◆ Directive ◆
Determine the number of lines that contain the word "发菜中的钙", then state that number and nothing more.

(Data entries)
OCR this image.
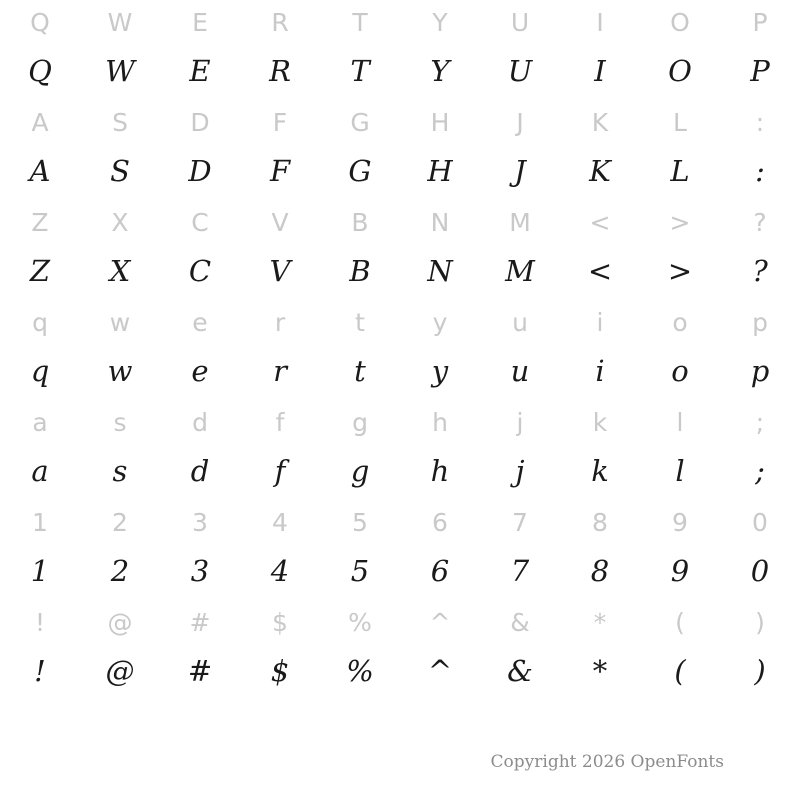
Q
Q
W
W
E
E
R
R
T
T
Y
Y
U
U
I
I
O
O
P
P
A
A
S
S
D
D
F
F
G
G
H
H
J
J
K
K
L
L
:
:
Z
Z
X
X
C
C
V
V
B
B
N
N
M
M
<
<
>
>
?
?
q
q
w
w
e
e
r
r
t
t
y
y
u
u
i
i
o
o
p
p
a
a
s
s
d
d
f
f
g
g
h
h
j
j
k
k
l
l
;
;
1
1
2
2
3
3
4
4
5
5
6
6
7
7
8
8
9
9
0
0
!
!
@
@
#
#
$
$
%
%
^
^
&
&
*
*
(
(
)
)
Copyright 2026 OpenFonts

* * *

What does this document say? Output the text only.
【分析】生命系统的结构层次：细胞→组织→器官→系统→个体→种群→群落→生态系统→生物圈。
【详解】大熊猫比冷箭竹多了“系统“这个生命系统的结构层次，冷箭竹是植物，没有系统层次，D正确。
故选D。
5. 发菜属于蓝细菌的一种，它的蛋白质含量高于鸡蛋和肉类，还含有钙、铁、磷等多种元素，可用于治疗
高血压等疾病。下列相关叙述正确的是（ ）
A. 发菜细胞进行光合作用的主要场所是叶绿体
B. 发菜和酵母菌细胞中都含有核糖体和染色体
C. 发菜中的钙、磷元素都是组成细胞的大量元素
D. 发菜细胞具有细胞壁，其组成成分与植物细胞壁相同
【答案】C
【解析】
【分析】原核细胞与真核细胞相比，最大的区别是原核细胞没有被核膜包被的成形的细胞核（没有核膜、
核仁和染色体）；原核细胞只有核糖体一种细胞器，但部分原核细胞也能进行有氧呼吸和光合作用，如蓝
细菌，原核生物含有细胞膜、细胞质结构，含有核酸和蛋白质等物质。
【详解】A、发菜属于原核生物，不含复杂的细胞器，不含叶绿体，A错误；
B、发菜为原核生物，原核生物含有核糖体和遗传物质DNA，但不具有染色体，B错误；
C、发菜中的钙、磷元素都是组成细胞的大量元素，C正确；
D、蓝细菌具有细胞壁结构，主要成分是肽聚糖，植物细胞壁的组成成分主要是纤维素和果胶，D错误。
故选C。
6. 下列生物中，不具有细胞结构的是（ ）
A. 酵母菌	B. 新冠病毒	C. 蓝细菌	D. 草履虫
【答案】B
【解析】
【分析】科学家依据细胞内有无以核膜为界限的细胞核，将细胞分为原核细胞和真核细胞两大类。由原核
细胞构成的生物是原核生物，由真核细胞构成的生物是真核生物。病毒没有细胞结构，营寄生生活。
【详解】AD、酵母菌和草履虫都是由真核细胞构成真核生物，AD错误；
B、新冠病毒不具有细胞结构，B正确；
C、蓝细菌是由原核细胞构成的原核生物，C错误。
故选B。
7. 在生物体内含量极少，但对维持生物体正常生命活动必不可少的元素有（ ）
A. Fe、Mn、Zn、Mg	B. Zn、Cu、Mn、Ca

◆ Written reply ◆
2